## Consigne
Retapez à l'identique et en entier la discussion sur la synchronisation des morceaux cochés.

# Synchroniser morceaux cochés, bouton inactif...



## treza (10 Novembre 2008)

Bonjour,
mon iPod 5G est configuré au format Windows pour l'utiliser sur Mac et PC. Et sur les deux systèmes je rencontre le même problème:
Dans l'onglet  <résumé<  je voudrais cocher le bouton  <ne synchroniser que les morceaux et vidéos cochés<  mais il reste inactif (par contre deux autres boutons sont actifs, <gérer manuellement la musique<  ainsi que  <ouvrir iTunes à la connexion de l'iPod< , et là je peux les cocher et décocher). Comment faire pour activer <ne synchroniser que les morceaux et vidéos cochés< ?...


----------



## eleonooore (10 Novembre 2008)

Et si tu décoches "Gérer manuellement", tu ne peux toujours pas sélectionner l'option des morceaux cochés ?
Je me demande si l'un n'empêche pas l'autre, mais je ne peux pas vérifier pour l'instant. En attendant d'autres idées...


----------



## treza (10 Novembre 2008)

eleonooore a dit:


> Et si tu décoches "Gérer manuellement", tu ne peux toujours pas sélectionner l'option des morceaux cochés ?

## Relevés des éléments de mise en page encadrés
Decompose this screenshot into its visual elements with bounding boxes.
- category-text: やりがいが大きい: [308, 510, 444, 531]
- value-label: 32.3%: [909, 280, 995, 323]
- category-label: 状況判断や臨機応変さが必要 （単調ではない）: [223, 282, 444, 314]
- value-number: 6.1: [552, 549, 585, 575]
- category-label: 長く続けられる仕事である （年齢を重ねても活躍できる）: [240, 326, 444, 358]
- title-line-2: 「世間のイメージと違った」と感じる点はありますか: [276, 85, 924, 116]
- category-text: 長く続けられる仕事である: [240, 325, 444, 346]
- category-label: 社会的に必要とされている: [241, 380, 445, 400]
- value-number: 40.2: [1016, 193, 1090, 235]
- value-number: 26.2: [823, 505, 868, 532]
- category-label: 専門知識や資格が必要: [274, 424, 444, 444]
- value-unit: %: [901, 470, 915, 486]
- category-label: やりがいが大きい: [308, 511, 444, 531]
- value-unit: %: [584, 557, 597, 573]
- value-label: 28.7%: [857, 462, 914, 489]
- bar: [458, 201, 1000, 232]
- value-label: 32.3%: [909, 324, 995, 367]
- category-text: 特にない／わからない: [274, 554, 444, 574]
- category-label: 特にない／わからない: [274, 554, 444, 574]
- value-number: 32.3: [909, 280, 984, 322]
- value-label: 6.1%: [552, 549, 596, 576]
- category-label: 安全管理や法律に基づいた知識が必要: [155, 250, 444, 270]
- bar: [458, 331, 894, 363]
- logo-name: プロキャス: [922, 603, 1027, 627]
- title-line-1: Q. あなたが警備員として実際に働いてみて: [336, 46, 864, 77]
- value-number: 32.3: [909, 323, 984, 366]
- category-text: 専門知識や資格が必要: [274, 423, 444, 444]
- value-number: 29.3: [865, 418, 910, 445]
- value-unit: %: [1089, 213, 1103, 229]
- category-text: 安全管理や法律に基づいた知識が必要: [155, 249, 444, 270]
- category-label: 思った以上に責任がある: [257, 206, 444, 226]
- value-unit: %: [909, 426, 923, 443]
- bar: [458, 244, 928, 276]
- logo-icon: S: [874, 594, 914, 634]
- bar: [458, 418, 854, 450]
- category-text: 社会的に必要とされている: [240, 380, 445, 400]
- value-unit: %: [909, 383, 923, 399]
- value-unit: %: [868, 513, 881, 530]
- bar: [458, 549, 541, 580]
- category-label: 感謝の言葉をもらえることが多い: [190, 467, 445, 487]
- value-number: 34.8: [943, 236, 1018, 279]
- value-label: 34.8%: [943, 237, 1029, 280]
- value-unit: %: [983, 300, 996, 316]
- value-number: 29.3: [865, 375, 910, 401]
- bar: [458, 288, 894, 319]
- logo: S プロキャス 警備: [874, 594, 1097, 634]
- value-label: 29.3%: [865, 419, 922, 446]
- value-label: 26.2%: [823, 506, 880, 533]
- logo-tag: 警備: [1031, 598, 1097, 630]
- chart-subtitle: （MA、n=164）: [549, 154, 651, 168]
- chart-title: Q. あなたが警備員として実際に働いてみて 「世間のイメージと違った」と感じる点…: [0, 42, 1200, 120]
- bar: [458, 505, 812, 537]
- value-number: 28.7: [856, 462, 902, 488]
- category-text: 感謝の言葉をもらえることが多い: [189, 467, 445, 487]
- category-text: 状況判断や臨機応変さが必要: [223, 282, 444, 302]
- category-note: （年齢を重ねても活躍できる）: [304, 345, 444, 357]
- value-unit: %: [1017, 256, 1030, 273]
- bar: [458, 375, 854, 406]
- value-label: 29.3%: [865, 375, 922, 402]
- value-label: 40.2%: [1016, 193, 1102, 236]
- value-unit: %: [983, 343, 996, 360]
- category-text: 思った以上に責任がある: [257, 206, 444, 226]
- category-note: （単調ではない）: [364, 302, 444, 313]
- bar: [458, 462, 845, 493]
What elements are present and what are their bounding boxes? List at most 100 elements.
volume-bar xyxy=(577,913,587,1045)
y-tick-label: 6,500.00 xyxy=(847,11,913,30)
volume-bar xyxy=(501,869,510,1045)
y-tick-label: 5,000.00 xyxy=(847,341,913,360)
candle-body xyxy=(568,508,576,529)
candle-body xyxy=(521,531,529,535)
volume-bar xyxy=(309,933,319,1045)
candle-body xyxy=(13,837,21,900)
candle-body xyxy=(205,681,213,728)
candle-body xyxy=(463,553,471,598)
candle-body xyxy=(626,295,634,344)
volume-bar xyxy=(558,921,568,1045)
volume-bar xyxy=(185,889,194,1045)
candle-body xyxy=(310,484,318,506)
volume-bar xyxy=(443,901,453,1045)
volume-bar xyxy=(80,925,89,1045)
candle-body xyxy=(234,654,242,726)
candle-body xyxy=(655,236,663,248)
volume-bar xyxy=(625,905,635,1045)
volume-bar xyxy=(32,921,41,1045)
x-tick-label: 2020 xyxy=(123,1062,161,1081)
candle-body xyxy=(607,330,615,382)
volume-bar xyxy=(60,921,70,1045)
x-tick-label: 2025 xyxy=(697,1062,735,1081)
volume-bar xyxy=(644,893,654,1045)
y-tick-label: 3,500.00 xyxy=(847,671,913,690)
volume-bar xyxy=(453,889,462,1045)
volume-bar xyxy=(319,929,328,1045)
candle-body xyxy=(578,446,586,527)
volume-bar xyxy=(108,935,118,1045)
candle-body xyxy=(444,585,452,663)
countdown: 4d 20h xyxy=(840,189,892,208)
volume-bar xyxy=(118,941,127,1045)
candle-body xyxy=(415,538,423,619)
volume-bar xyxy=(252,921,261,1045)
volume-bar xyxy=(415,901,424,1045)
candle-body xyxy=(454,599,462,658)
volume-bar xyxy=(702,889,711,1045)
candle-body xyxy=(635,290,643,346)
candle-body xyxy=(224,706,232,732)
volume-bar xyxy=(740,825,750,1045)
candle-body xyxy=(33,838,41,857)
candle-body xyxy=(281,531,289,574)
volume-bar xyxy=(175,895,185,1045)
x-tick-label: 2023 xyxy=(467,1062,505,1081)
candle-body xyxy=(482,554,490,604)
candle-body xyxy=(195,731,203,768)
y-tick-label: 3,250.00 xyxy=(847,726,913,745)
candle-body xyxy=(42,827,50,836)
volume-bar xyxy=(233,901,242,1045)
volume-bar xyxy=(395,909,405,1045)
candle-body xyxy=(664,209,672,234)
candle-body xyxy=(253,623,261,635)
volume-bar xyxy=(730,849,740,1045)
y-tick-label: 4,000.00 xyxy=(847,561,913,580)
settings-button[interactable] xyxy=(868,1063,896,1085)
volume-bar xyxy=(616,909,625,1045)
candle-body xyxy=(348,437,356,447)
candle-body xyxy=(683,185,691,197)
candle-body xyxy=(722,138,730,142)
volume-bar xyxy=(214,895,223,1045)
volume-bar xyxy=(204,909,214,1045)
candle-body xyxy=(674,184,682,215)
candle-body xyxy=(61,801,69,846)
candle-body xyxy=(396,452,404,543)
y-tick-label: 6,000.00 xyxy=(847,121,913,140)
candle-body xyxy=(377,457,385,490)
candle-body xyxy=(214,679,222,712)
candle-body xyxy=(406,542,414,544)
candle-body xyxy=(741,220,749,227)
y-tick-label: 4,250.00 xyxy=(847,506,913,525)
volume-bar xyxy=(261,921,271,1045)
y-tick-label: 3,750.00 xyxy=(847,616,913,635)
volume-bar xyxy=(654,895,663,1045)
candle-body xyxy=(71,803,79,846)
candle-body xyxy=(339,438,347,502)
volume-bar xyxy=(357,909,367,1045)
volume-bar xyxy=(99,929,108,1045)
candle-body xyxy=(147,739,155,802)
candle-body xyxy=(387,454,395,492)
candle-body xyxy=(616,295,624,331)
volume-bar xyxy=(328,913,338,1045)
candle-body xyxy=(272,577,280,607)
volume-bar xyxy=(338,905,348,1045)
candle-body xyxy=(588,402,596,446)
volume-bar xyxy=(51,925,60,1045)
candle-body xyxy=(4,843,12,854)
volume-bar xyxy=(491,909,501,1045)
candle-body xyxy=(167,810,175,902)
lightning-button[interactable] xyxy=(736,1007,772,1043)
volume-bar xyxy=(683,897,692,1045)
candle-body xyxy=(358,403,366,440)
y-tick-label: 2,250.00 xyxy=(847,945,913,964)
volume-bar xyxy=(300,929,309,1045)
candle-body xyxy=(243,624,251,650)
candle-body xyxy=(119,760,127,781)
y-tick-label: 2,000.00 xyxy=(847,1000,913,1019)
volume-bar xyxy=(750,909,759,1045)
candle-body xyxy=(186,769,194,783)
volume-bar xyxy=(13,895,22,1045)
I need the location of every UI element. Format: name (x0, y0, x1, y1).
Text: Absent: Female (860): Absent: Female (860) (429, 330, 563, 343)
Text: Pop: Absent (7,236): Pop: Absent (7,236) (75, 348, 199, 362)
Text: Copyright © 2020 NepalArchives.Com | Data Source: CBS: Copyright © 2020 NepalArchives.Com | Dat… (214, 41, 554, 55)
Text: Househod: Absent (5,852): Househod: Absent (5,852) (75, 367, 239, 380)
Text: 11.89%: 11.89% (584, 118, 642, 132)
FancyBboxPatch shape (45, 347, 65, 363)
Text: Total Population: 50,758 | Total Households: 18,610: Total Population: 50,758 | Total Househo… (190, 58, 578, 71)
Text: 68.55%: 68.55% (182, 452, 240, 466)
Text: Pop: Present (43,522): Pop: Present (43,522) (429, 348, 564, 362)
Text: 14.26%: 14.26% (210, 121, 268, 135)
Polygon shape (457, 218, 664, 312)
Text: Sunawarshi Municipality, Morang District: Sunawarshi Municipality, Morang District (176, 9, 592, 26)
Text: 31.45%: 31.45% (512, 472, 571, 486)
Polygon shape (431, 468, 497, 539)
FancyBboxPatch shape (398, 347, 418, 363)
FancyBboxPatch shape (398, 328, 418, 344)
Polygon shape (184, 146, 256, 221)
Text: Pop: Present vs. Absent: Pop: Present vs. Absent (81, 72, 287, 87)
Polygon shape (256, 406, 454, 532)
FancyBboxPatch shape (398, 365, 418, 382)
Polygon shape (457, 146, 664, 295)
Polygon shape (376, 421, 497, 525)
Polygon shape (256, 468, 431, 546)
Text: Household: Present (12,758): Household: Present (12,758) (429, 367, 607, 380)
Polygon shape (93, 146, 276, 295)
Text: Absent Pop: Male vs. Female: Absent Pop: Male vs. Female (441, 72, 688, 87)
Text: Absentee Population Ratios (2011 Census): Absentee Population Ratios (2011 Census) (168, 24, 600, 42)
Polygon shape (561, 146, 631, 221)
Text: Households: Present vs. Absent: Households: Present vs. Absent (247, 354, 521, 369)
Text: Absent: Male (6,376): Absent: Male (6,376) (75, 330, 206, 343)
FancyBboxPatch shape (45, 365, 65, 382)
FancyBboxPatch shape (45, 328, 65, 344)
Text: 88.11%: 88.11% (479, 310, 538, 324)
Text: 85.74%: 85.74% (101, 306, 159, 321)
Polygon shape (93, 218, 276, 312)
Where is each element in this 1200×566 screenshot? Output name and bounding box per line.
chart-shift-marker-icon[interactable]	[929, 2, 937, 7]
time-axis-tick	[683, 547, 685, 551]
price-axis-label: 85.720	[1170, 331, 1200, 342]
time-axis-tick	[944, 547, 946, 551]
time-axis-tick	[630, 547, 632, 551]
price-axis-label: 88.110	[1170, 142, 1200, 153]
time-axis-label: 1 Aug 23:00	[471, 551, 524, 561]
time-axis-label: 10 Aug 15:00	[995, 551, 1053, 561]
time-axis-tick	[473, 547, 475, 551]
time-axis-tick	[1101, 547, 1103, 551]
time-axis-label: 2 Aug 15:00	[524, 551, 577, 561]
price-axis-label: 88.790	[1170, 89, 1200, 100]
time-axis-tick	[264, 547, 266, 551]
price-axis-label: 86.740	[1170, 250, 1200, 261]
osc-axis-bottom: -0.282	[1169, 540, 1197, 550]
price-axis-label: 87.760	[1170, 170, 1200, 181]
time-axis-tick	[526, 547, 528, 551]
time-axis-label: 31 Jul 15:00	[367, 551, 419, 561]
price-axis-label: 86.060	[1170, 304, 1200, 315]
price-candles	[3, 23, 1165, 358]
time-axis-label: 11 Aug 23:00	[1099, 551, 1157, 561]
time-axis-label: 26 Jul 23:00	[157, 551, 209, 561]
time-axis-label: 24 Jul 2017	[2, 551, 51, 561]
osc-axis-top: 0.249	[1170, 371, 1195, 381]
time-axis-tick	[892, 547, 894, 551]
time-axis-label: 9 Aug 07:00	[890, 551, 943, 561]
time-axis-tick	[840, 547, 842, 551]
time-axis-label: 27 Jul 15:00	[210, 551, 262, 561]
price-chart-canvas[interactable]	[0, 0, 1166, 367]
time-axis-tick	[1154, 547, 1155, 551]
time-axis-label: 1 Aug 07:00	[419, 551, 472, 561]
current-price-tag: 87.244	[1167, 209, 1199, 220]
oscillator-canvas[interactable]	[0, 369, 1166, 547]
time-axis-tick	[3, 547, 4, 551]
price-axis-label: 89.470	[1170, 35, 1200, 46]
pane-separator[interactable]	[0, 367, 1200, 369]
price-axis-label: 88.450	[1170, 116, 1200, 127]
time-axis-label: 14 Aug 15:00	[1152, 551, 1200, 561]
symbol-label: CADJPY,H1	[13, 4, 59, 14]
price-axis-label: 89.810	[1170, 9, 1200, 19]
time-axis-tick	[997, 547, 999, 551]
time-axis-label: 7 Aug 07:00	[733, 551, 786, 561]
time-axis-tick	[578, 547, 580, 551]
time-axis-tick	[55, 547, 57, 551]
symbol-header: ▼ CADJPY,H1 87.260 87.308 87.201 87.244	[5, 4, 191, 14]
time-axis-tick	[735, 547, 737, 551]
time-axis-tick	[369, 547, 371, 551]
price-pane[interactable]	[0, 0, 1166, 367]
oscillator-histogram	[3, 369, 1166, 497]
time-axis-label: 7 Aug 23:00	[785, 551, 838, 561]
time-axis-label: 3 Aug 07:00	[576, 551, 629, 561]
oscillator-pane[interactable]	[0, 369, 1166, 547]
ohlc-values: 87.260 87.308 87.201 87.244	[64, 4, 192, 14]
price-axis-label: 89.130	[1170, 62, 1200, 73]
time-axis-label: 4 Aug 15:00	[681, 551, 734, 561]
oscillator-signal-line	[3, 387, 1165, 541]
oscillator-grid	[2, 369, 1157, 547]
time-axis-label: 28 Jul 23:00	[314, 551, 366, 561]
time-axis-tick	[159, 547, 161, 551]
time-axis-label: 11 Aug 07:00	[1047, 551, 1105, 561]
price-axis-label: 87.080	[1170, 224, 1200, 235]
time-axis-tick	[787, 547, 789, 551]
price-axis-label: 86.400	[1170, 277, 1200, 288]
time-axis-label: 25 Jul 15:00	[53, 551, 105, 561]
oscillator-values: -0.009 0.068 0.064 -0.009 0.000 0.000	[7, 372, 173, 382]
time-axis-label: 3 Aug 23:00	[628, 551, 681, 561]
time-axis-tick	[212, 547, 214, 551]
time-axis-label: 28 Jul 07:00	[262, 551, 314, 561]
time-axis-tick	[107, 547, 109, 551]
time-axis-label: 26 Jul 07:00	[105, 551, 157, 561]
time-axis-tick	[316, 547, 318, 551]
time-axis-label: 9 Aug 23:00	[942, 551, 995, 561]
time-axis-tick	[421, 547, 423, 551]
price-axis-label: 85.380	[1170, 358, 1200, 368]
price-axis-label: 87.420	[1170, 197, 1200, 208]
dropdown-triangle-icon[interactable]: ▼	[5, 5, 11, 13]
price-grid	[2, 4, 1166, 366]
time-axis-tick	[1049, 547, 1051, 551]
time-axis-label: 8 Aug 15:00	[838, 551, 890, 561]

## Résultat
# Synchroniser morceaux cochés, bouton inactif...



## treza (10 Novembre 2008)

Bonjour,
mon iPod 5G est configuré au format Windows pour l'utiliser sur Mac et PC. Et sur les deux systèmes je rencontre le même problème:
Dans l'onglet  <résumé<  je voudrais cocher le bouton  <ne synchroniser que les morceaux et vidéos cochés<  mais il reste inactif (par contre deux autres boutons sont actifs, <gérer manuellement la musique<  ainsi que  <ouvrir iTunes à la connexion de l'iPod< , et là je peux les cocher et décocher). Comment faire pour activer <ne synchroniser que les morceaux et vidéos cochés< ?...


----------



## eleonooore (10 Novembre 2008)

Et si tu décoches "Gérer manuellement", tu ne peux toujours pas sélectionner l'option des morceaux cochés ?
Je me demande si l'un n'empêche pas l'autre, mais je ne peux pas vérifier pour l'instant. En attendant d'autres idées...


----------



## treza (10 Novembre 2008)

eleonooore a dit:


> Et si tu décoches "Gérer manuellement", tu ne peux toujours pas sélectionner l'option des morceaux cochés ?